What this task involves: Quote, word for word, the line containing "Read out every word on this page." and all lines that follow it to the end of the records, with no pictures.

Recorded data
## START

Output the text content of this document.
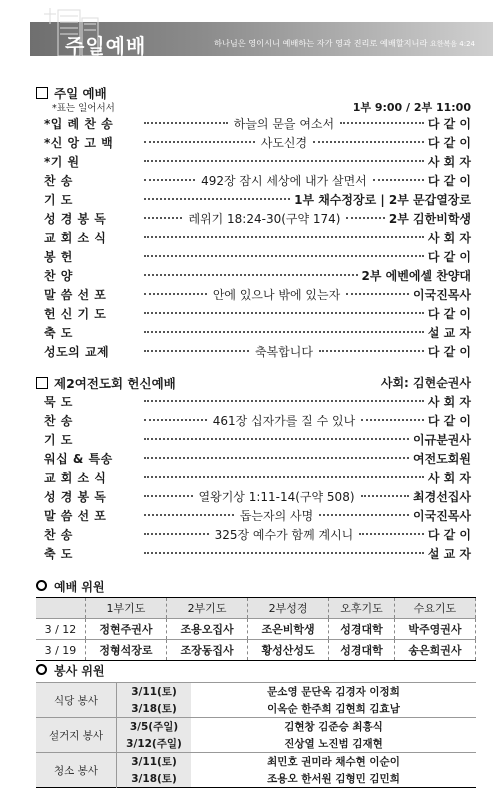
주일예배	하나님은 영이시니 예배하는 자가 영과 진리로 예배할지니라 요한복음 4:24
주일 예배
*표는 일어서서	1부 9:00 / 2부 11:00
*입 례 찬 송	하늘의 문을 여소서	다 같 이
*신 앙 고 백	사도신경	다 같 이
*기 원	사 회 자
찬 송	492장 잠시 세상에 내가 살면서	다 같 이
기 도	1부 채수정장로 | 2부 문갑열장로
성 경 봉 독	레위기 18:24-30(구약 174)	2부 김한비학생
교 회 소 식	사 회 자
봉 헌	다 같 이
찬 양	2부 에벤에셀 찬양대
말 씀 선 포	안에 있으나 밖에 있는자	이국진목사
헌 신 기 도	다 같 이
축 도	설 교 자
성도의 교제	축복합니다	다 같 이
제2여전도회 헌신예배	사회: 김현순권사
묵 도	사 회 자
찬 송	461장 십자가를 질 수 있나	다 같 이
기 도	이규분권사
워십 & 특송	여전도회원
교 회 소 식	사 회 자
성 경 봉 독	열왕기상 1:11-14(구약 508)	최경선집사
말 씀 선 포	돕는자의 사명	이국진목사
찬 송	325장 예수가 함께 계시니	다 같 이
축 도	설 교 자
예배 위원
	1부기도	2부기도	2부성경	오후기도	수요기도
3 / 12	정현주권사	조용오집사	조은비학생	성경대학	박주영권사
3 / 19	정형석장로	조장동집사	황성산성도	성경대학	송은희권사
봉사 위원
식당 봉사	3/11(토)	문소영 문단옥 김경자 이정희
	3/18(토)	이옥순 한주희 김현희 김효남
설거지 봉사	3/5(주일)	김현창 김준승 최흥식
	3/12(주일)	진상열 노진범 김재현
청소 봉사	3/11(토)	최민호 권미라 채수현 이순이
	3/18(토)	조용오 한서원 김형민 김민희
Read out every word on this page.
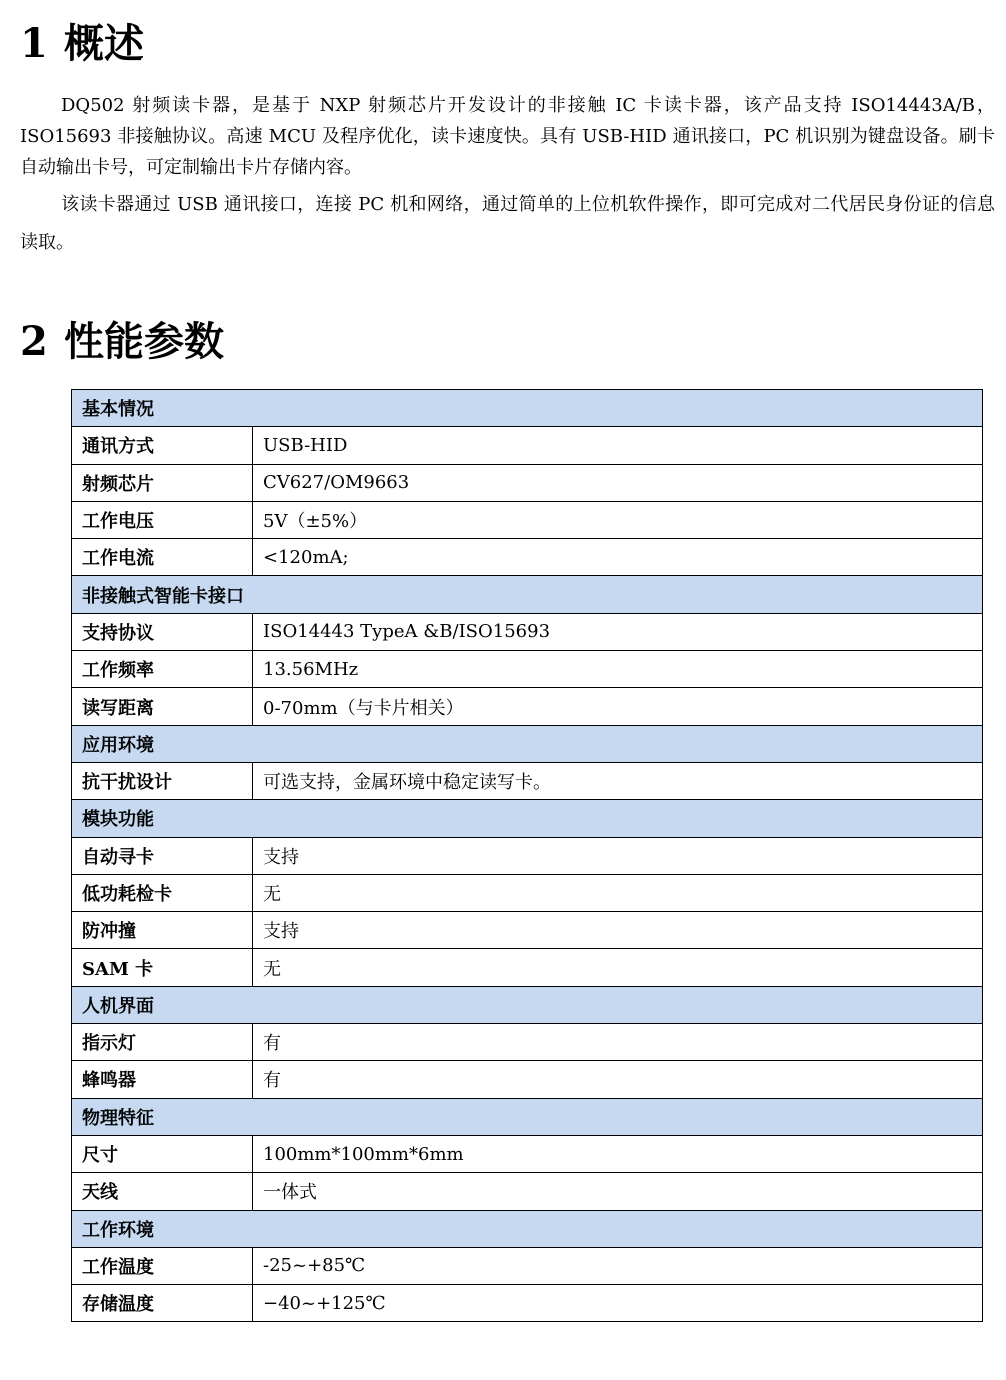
1 概述

DQ502 射频读卡器，是基于 NXP 射频芯片开发设计的非接触 IC 卡读卡器，该产品支持 ISO14443A/B，ISO15693 非接触协议。高速 MCU 及程序优化，读卡速度快。具有 USB-HID 通讯接口，PC 机识别为键盘设备。刷卡自动输出卡号，可定制输出卡片存储内容。

该读卡器通过 USB 通讯接口，连接 PC 机和网络，通过简单的上位机软件操作，即可完成对二代居民身份证的信息读取。

2 性能参数
基本情况	
通讯方式	USB-HID
射频芯片	CV627/OM9663
工作电压	5V（±5%）
工作电流	<120mA;
非接触式智能卡接口	
支持协议	ISO14443 TypeA &B/ISO15693
工作频率	13.56MHz
读写距离	0-70mm（与卡片相关）
应用环境	
抗干扰设计	可选支持，金属环境中稳定读写卡。
模块功能	
自动寻卡	支持
低功耗检卡	无
防冲撞	支持
SAM 卡	无
人机界面	
指示灯	有
蜂鸣器	有
物理特征	
尺寸	100mm*100mm*6mm
天线	一体式
工作环境	
工作温度	-25~+85℃
存储温度	−40~+125℃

## END

Written solution:
Read out every word on this page.
1 概述

DQ502 射频读卡器，是基于 NXP 射频芯片开发设计的非接触 IC 卡读卡器，该产品支持 ISO14443A/B，ISO15693 非接触协议。高速 MCU 及程序优化，读卡速度快。具有 USB-HID 通讯接口，PC 机识别为键盘设备。刷卡自动输出卡号，可定制输出卡片存储内容。

该读卡器通过 USB 通讯接口，连接 PC 机和网络，通过简单的上位机软件操作，即可完成对二代居民身份证的信息读取。

2 性能参数
基本情况	
通讯方式	USB-HID
射频芯片	CV627/OM9663
工作电压	5V（±5%）
工作电流	<120mA;
非接触式智能卡接口	
支持协议	ISO14443 TypeA &B/ISO15693
工作频率	13.56MHz
读写距离	0-70mm（与卡片相关）
应用环境	
抗干扰设计	可选支持，金属环境中稳定读写卡。
模块功能	
自动寻卡	支持
低功耗检卡	无
防冲撞	支持
SAM 卡	无
人机界面	
指示灯	有
蜂鸣器	有
物理特征	
尺寸	100mm*100mm*6mm
天线	一体式
工作环境	
工作温度	-25~+85℃
存储温度	−40~+125℃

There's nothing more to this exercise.